- OBJECTIVE: Identify the lines that contain the string "JSON", then copy each of them.

- DATASET EXCERPTS:
::::
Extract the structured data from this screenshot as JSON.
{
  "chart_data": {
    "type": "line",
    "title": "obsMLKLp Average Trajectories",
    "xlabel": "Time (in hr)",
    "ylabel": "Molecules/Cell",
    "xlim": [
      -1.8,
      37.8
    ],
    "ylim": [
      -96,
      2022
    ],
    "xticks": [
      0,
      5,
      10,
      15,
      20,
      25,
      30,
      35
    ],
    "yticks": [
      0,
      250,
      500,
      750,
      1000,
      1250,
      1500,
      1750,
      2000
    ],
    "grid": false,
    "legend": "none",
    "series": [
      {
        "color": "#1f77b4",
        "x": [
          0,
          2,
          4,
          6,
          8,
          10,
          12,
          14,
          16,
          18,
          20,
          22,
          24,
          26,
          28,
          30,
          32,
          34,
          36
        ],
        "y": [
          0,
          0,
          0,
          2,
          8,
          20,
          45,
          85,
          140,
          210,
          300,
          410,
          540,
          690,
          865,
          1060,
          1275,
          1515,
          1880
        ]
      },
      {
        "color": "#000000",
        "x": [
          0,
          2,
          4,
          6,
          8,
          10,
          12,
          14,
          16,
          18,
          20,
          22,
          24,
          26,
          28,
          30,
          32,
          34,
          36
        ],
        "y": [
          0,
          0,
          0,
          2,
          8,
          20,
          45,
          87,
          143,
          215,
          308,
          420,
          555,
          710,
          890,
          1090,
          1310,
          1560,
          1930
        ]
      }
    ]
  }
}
::::
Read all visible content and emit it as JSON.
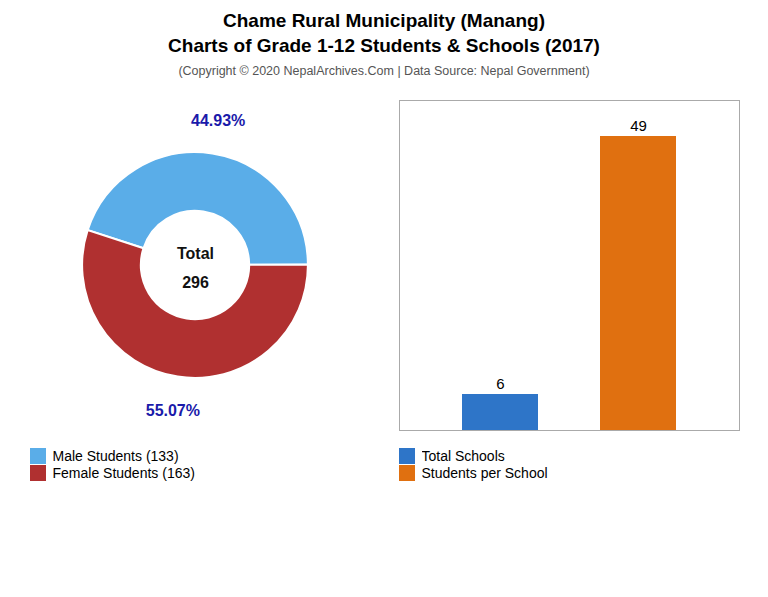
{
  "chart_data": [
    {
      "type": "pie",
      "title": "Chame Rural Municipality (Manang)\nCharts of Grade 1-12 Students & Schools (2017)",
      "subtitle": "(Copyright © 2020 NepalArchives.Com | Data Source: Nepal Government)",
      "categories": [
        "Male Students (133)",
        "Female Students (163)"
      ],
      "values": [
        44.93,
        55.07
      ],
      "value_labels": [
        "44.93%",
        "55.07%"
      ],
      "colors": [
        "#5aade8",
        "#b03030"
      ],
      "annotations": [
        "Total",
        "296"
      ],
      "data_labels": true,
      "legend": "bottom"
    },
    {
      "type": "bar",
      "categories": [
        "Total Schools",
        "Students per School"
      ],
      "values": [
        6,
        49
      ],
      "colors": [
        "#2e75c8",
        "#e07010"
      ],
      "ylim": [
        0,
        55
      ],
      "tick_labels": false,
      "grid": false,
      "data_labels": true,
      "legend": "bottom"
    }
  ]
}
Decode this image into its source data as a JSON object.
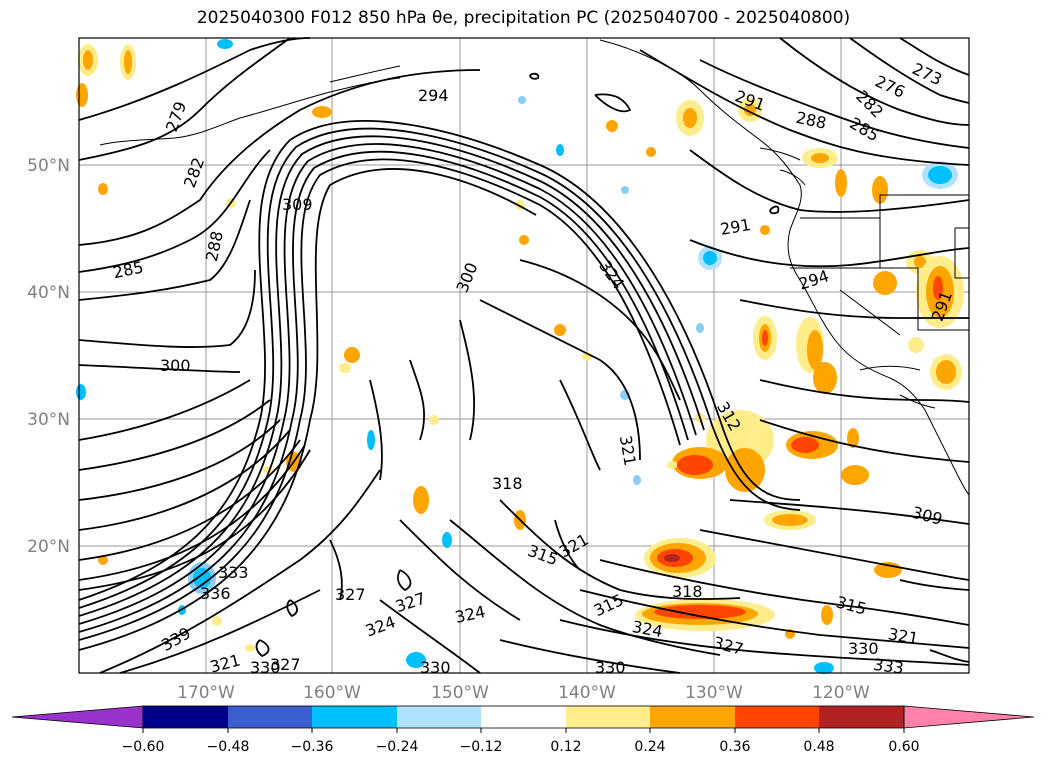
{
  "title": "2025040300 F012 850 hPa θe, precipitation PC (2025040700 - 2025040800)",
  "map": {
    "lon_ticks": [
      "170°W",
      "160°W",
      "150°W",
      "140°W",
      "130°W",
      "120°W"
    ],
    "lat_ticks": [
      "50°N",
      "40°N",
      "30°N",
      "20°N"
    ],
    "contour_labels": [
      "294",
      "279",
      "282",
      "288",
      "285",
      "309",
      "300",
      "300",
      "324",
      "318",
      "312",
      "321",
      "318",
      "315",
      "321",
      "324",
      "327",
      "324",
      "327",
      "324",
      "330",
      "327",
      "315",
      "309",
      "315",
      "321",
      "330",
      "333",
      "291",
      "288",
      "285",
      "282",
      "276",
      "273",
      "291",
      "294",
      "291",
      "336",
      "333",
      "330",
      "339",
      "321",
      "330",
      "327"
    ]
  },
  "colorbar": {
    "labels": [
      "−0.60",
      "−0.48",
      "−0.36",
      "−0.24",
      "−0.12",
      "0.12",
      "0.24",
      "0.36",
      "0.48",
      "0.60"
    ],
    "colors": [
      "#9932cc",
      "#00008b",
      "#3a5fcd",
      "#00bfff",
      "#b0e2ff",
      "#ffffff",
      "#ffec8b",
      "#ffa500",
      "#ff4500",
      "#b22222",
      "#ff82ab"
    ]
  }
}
::::
- REPLY:
Extract the structured data from this screenshot as JSON.
Read all visible content and emit it as JSON.
Decode this image into its source data as a JSON object.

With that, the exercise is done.